### Task prompt
Duplicate the data from the line with "data-label: 83.4 [336, 154, 361, 168]" up to and including the line with "Identify all the".

**** Material provided ****

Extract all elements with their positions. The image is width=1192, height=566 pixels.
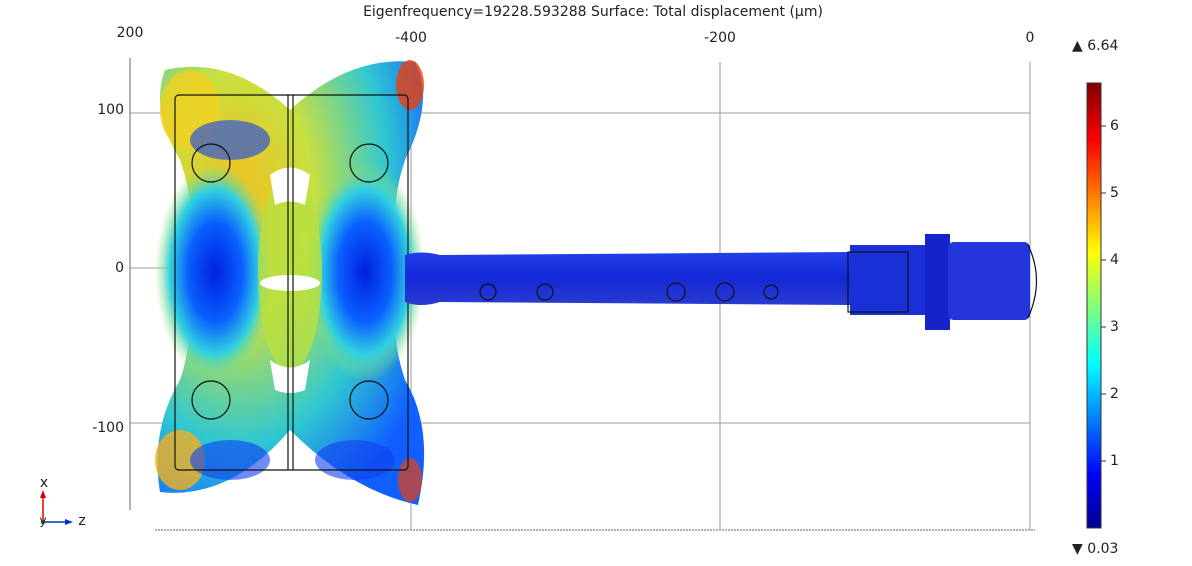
corner-label: 200 [117,25,144,41]
axis-triad [40,490,73,525]
colorbar-max: ▲ 6.64 [1072,38,1118,54]
triad-z: z [78,513,85,529]
plot-title: Eigenfrequency=19228.593288 Surface: Tot… [363,4,823,20]
horn-shaft [405,234,1037,330]
colorbar-tick-label: 2 [1110,386,1119,402]
triad-x: x [40,475,48,491]
colorbar-tick-label: 3 [1110,319,1119,335]
colorbar-tick-label: 4 [1110,252,1119,268]
x-tick-label: -200 [704,30,736,46]
x-tick-label: 0 [1026,30,1035,46]
y-tick-label: 0 [115,260,124,276]
resonator-body [155,60,425,505]
triad-y: y [39,514,46,528]
y-tick-label: 100 [97,102,124,118]
colorbar-tick-label: 5 [1110,185,1119,201]
colorbar-min: ▼ 0.03 [1072,541,1118,557]
colorbar-tick-label: 1 [1110,453,1119,469]
colorbar [1086,82,1102,529]
y-tick-label: -100 [92,420,124,436]
x-tick-label: -400 [395,30,427,46]
colorbar-tick-label: 6 [1110,118,1119,134]
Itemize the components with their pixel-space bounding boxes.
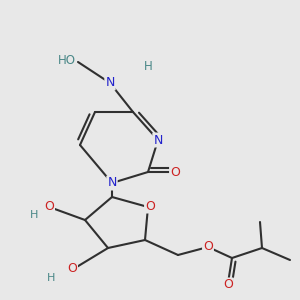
Text: HO: HO xyxy=(58,55,76,68)
Text: O: O xyxy=(44,200,54,214)
Text: O: O xyxy=(67,262,77,275)
Text: O: O xyxy=(223,278,233,292)
Text: N: N xyxy=(105,76,115,89)
Text: H: H xyxy=(30,210,38,220)
Text: H: H xyxy=(46,273,55,283)
Text: O: O xyxy=(203,241,213,254)
Text: H: H xyxy=(144,61,152,74)
Text: O: O xyxy=(145,200,155,212)
Text: N: N xyxy=(153,134,163,146)
Text: N: N xyxy=(107,176,117,190)
Text: O: O xyxy=(170,166,180,178)
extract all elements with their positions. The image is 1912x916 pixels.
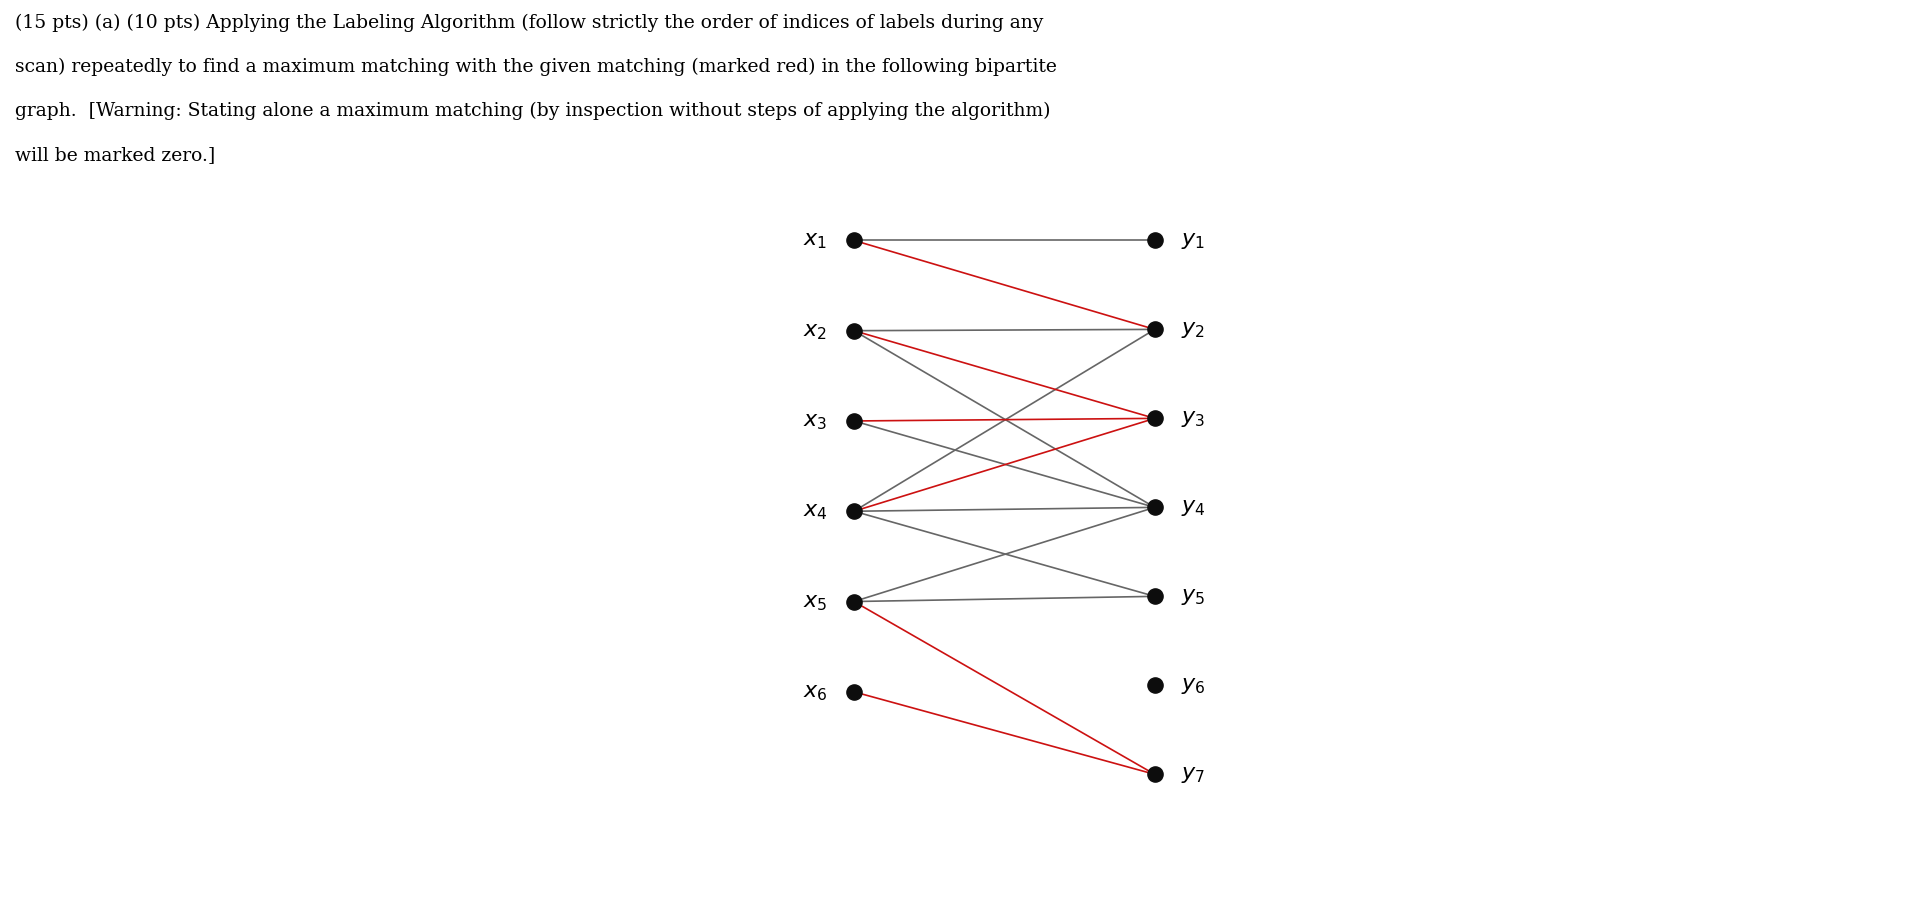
Text: $\mathit{y}_7$: $\mathit{y}_7$ [1182, 763, 1206, 785]
Text: scan) repeatedly to find a maximum matching with the given matching (marked red): scan) repeatedly to find a maximum match… [15, 58, 1057, 76]
Point [839, 233, 870, 247]
Point [1140, 678, 1170, 692]
Text: $\mathit{x}_4$: $\mathit{x}_4$ [803, 500, 828, 522]
Text: $\mathit{x}_5$: $\mathit{x}_5$ [803, 591, 828, 613]
Point [1140, 233, 1170, 247]
Point [1140, 322, 1170, 337]
Point [1140, 767, 1170, 781]
Text: $\mathit{x}_1$: $\mathit{x}_1$ [803, 229, 828, 251]
Point [839, 684, 870, 699]
Point [1140, 500, 1170, 515]
Text: $\mathit{y}_3$: $\mathit{y}_3$ [1182, 408, 1206, 430]
Point [839, 323, 870, 338]
Point [1140, 589, 1170, 604]
Text: $\mathit{y}_1$: $\mathit{y}_1$ [1182, 229, 1206, 251]
Point [839, 504, 870, 518]
Text: $\mathit{y}_2$: $\mathit{y}_2$ [1182, 319, 1205, 341]
Text: $\mathit{x}_2$: $\mathit{x}_2$ [803, 320, 828, 342]
Text: (15 pts) (a) (10 pts) Applying the Labeling Algorithm (follow strictly the order: (15 pts) (a) (10 pts) Applying the Label… [15, 14, 1044, 32]
Text: $\mathit{y}_6$: $\mathit{y}_6$ [1182, 674, 1206, 696]
Text: graph.  [Warning: Stating alone a maximum matching (by inspection without steps : graph. [Warning: Stating alone a maximum… [15, 102, 1052, 120]
Point [1140, 411, 1170, 426]
Text: $\mathit{x}_3$: $\mathit{x}_3$ [803, 410, 828, 432]
Text: will be marked zero.]: will be marked zero.] [15, 146, 216, 164]
Text: $\mathit{y}_4$: $\mathit{y}_4$ [1182, 496, 1206, 518]
Point [839, 594, 870, 609]
Text: $\mathit{x}_6$: $\mathit{x}_6$ [803, 681, 828, 703]
Point [839, 414, 870, 429]
Text: $\mathit{y}_5$: $\mathit{y}_5$ [1182, 585, 1206, 607]
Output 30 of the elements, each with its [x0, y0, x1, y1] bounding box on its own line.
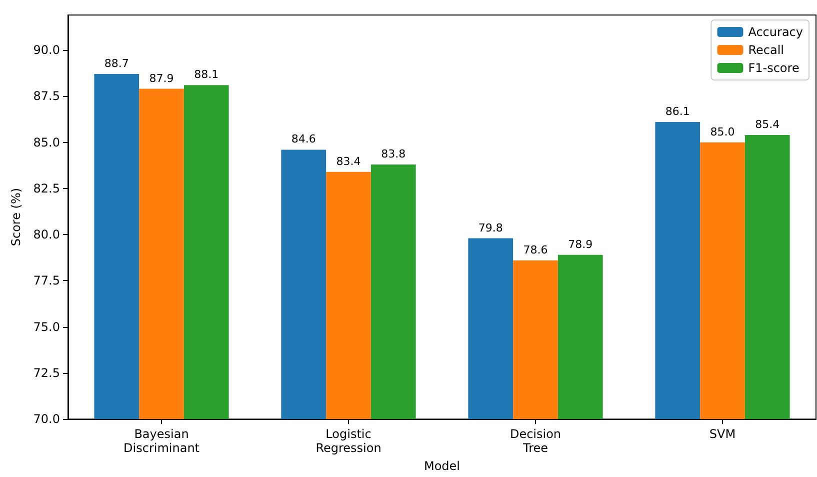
data-label: 83.4 [336, 154, 361, 168]
y-tick-label: 90.0 [33, 43, 60, 58]
x-tick-label: Decision Tree [510, 427, 562, 456]
y-tick-label: 82.5 [33, 181, 60, 196]
data-label: 85.4 [755, 118, 780, 131]
y-tick-label: 77.5 [33, 274, 60, 288]
data-label: 84.6 [291, 132, 316, 146]
data-label: 78.6 [523, 243, 548, 256]
legend-label: F1-score [748, 61, 800, 75]
data-label: 86.1 [665, 105, 690, 118]
data-label: 78.9 [568, 238, 593, 251]
y-tick-label: 75.0 [33, 320, 60, 334]
x-axis-title: Model [424, 459, 460, 473]
x-tick-label: Logistic Regression [316, 427, 382, 456]
y-tick-label: 87.5 [33, 89, 60, 104]
y-axis-title: Score (%) [9, 188, 23, 246]
x-tick-label: Bayesian Discriminant [124, 427, 200, 456]
y-tick-label: 70.0 [33, 412, 60, 426]
data-label: 87.9 [149, 72, 174, 85]
data-label: 88.7 [104, 57, 129, 70]
data-label: 83.8 [381, 147, 406, 160]
y-tick-label: 80.0 [33, 228, 60, 242]
data-label: 88.1 [194, 68, 219, 82]
y-tick-label: 72.5 [33, 366, 60, 380]
legend-label: Accuracy [748, 25, 804, 39]
data-label: 85.0 [710, 125, 735, 138]
legend-label: Recall [748, 43, 784, 57]
y-tick-label: 85.0 [33, 135, 60, 150]
data-label: 79.8 [478, 221, 503, 234]
x-tick-label: SVM [709, 427, 736, 442]
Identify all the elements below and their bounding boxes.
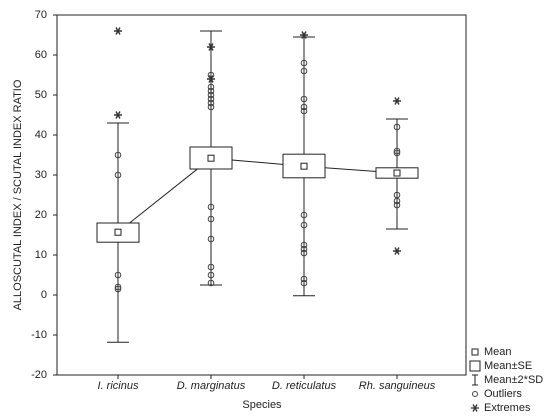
y-tick-label: 40 xyxy=(35,129,47,141)
outlier xyxy=(207,87,215,95)
y-tick-label: 50 xyxy=(35,89,47,101)
x-axis-label: Species xyxy=(242,399,282,411)
x-tick-label: Rh. sanguineus xyxy=(359,380,436,392)
legend-label: Outliers xyxy=(484,388,522,400)
outlier xyxy=(393,197,401,205)
extreme xyxy=(393,247,401,255)
outlier xyxy=(300,107,308,115)
outlier xyxy=(207,235,215,243)
outlier xyxy=(300,275,308,283)
outlier xyxy=(114,285,122,293)
legend-label: Mean±2*SD xyxy=(484,374,543,386)
y-tick-label: -20 xyxy=(31,369,47,381)
legend-label: Mean±SE xyxy=(484,360,532,372)
extreme xyxy=(207,75,215,83)
outlier xyxy=(114,283,122,291)
y-tick-label: 30 xyxy=(35,169,47,181)
legend-se xyxy=(469,360,481,372)
y-axis-label: ALLOSCUTAL INDEX / SCUTAL INDEX RATIO xyxy=(12,79,24,310)
y-tick-label: 60 xyxy=(35,49,47,61)
outlier xyxy=(393,147,401,155)
mean-line xyxy=(117,157,398,233)
outlier xyxy=(207,203,215,211)
outlier xyxy=(300,241,308,249)
outlier xyxy=(207,215,215,223)
outlier xyxy=(300,59,308,67)
outlier xyxy=(300,279,308,287)
outlier xyxy=(207,91,215,99)
outlier xyxy=(300,221,308,229)
outlier xyxy=(207,95,215,103)
extreme xyxy=(114,111,122,119)
extreme xyxy=(207,43,215,51)
outlier xyxy=(300,95,308,103)
plot-frame xyxy=(56,14,467,376)
legend-mean xyxy=(471,348,479,356)
outlier xyxy=(393,123,401,131)
extreme xyxy=(393,97,401,105)
y-tick-label: -10 xyxy=(31,329,47,341)
outlier xyxy=(300,249,308,257)
legend-sd xyxy=(472,374,478,386)
mean-marker xyxy=(300,162,308,170)
y-tick-label: 20 xyxy=(35,209,47,221)
mean-marker xyxy=(114,228,122,236)
extreme xyxy=(114,27,122,35)
outlier xyxy=(207,271,215,279)
legend-label: Mean xyxy=(484,346,512,358)
outlier xyxy=(300,211,308,219)
outlier xyxy=(207,263,215,271)
y-tick-label: 70 xyxy=(35,9,47,21)
x-tick-label: D. marginatus xyxy=(177,380,246,392)
x-tick-label: I. ricinus xyxy=(98,380,139,392)
legend-label: Extremes xyxy=(484,402,531,414)
mean-marker xyxy=(207,154,215,162)
y-tick-label: 0 xyxy=(41,289,47,301)
outlier xyxy=(300,103,308,111)
extreme xyxy=(300,31,308,39)
y-tick-label: 10 xyxy=(35,249,47,261)
outlier xyxy=(114,151,122,159)
outlier xyxy=(207,103,215,111)
outlier xyxy=(207,99,215,107)
outlier xyxy=(393,149,401,157)
outlier xyxy=(207,83,215,91)
outlier xyxy=(114,271,122,279)
outlier xyxy=(300,245,308,253)
legend-outlier xyxy=(472,391,478,397)
legend-extreme xyxy=(471,404,479,412)
outlier xyxy=(393,201,401,209)
mean-marker xyxy=(393,169,401,177)
outlier xyxy=(114,171,122,179)
outlier xyxy=(207,279,215,287)
outlier xyxy=(300,67,308,75)
x-tick-label: D. reticulatus xyxy=(272,380,337,392)
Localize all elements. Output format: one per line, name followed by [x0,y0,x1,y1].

****

### Expected answer
data-label: 83.4 [336, 154, 361, 168]
y-tick-label: 90.0 [33, 43, 60, 58]
x-tick-label: Decision Tree [510, 427, 562, 456]
y-tick-label: 82.5 [33, 181, 60, 196]
data-label: 85.4 [755, 118, 780, 131]
y-tick-label: 77.5 [33, 274, 60, 288]
data-label: 84.6 [291, 132, 316, 146]
data-label: 78.6 [523, 243, 548, 256]
legend-label: F1-score [748, 61, 800, 75]
data-label: 86.1 [665, 105, 690, 118]
data-label: 78.9 [568, 238, 593, 251]
y-tick-label: 75.0 [33, 320, 60, 334]
x-axis-title: Model [424, 459, 460, 473]
x-tick-label: Logistic Regression [316, 427, 382, 456]
y-tick-label: 87.5 [33, 89, 60, 104]
y-axis-title: Score (%) [9, 188, 23, 246]
x-tick-label: Bayesian Discriminant [124, 427, 200, 456]
y-tick-label: 70.0 [33, 412, 60, 426]
data-label: 87.9 [149, 72, 174, 85]
data-label: 88.7 [104, 57, 129, 70]
data-label: 83.8 [381, 147, 406, 160]
y-tick-label: 80.0 [33, 228, 60, 242]
data-label: 88.1 [194, 68, 219, 82]
y-tick-label: 72.5 [33, 366, 60, 380]
legend-label: Accuracy [748, 25, 804, 39]
data-label: 85.0 [710, 125, 735, 138]
legend-label: Recall [748, 43, 784, 57]
y-tick-label: 85.0 [33, 135, 60, 150]
data-label: 79.8 [478, 221, 503, 234]
x-tick-label: SVM [709, 427, 736, 442]
Identify all the elements below and their bounding boxes.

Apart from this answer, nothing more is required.